### Estratto scelto
══════

Fuori, il sole scaldava la pelle.. La mattina presto si sentiva il canto degli uccellini, di tanti tipi, che cantavano felici: era primavera, e la sveglia erano loro, quei canti gioiosi.
Non si sapeva mai che ora fosse, ma nonna si regolava benissimo, secondo me sapeva l’ora più di un orologio.
La parte bella era l’ora di pranzo: si sentivano i profumi dalla cucina. Nonna buttava frasche sul fuoco per far bollire l’acqua. Lei andava avanti e indietro tra la cucina e la veranda fatta con foglie del uva dove si stava freschi, con qualche raggio di sole che passava tra una foglia e l’altra, creando sprazzi di luce come piccoli gioielli.
Mangiavamo una di fronte all’altra: nonna mi cucinava cose che mi piacevano, e forse piacevano anche a lei. Belle zuppe di pasta e ceci, che a me sono sempre piaciute tanto.
Metteva sempre a tavola cose semplici ma buone.

══════

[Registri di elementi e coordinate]
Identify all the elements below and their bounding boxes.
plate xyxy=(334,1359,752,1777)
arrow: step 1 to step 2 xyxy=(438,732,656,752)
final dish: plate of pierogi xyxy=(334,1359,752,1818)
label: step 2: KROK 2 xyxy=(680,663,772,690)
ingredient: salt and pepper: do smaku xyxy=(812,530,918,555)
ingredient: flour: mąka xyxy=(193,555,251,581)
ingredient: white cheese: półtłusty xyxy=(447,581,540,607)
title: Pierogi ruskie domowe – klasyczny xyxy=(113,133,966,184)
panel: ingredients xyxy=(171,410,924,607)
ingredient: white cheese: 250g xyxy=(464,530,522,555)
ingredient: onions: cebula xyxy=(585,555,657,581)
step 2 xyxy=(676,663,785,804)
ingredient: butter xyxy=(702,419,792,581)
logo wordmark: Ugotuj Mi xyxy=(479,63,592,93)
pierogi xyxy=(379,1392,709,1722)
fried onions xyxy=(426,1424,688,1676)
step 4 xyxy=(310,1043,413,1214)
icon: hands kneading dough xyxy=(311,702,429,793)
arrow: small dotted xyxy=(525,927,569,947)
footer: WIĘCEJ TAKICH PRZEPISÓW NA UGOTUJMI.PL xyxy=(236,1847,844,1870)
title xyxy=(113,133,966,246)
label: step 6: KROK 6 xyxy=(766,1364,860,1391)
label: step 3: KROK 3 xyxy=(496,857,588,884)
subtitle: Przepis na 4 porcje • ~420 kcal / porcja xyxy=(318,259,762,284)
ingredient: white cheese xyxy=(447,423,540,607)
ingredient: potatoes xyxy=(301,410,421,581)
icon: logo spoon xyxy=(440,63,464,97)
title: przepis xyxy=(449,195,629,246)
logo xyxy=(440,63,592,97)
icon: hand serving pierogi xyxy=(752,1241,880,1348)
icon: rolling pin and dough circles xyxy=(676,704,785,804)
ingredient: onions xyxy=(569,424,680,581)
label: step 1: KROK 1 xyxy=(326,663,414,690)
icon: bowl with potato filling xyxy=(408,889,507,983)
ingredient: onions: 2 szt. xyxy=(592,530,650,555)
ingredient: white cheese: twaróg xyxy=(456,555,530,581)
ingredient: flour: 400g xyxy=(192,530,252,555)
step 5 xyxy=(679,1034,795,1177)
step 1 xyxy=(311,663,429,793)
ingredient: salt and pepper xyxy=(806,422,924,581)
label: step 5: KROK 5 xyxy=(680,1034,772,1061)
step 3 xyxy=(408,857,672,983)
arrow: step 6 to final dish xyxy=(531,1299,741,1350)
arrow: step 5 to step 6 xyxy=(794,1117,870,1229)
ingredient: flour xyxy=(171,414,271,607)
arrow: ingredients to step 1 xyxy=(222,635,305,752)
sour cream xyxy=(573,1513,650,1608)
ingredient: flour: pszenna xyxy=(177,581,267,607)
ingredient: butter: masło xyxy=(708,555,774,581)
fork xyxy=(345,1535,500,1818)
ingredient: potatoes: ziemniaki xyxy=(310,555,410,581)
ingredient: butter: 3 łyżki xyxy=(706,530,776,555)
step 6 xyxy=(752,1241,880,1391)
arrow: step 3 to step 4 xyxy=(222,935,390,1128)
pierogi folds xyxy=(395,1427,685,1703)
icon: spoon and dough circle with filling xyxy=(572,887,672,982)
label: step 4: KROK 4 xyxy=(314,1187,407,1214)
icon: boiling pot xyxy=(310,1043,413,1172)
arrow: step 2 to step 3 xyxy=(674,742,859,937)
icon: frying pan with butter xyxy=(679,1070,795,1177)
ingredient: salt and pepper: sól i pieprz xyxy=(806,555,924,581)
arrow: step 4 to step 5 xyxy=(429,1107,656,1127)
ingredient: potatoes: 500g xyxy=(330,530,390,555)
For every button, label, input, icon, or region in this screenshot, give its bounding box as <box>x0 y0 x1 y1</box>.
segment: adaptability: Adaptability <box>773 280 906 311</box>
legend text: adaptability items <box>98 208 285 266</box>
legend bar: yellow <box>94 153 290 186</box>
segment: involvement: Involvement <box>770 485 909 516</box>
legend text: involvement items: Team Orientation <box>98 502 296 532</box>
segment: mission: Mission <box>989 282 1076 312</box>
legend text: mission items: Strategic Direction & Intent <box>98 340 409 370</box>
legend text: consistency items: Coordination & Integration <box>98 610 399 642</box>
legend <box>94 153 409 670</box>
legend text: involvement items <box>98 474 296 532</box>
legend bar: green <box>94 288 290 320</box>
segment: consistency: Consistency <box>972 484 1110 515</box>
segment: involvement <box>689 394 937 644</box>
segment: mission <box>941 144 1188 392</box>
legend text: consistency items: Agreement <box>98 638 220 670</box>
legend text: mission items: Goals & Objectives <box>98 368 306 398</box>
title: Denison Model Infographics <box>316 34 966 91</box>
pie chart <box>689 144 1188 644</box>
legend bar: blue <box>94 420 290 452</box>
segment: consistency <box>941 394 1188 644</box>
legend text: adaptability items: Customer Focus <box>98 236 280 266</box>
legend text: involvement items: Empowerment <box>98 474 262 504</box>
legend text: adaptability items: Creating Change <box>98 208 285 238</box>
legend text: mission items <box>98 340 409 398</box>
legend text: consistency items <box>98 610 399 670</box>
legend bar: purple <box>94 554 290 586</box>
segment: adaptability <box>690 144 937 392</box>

══════

### Istruzione scritta A
Stabilisci se ciascuna affermazione concorda con il brano sulla nonna, rispondendo sì o no e citando alla lettera le parole del brano che lo decidono: (i) la nonna faceva bollire l'acqua bruciando frasche; (ii) a svegliare era il canto degli uccellini; (iii) le zuppe di pasta e ceci non sono mai piaciute a chi racconta.
### Istruzione scritta B
Trascrivi dal brano sulla nonna il passo che comincia con "Non si sapeva" e prosegue fino a "come piccoli gioielli.".
Per svolgere il lavoro non serve consultare l'elenco.

### Risposta A
(i) Sì: "Nonna buttava frasche sul fuoco per far bollire l’acqua."
(ii) Sì: "la sveglia erano loro, quei canti gioiosi"
(iii) No: "Belle zuppe di pasta e ceci, che a me sono sempre piaciute tanto."

### Risposta B
Non si sapeva mai che ora fosse, ma nonna si regolava benissimo, secondo me sapeva l’ora più di un orologio.
La parte bella era l’ora di pranzo: si sentivano i profumi dalla cucina. Nonna buttava frasche sul fuoco per far bollire l’acqua. Lei andava avanti e indietro tra la cucina e la veranda fatta con foglie del uva dove si stava freschi, con qualche raggio di sole che passava tra una foglia e l’altra, creando sprazzi di luce come piccoli gioielli.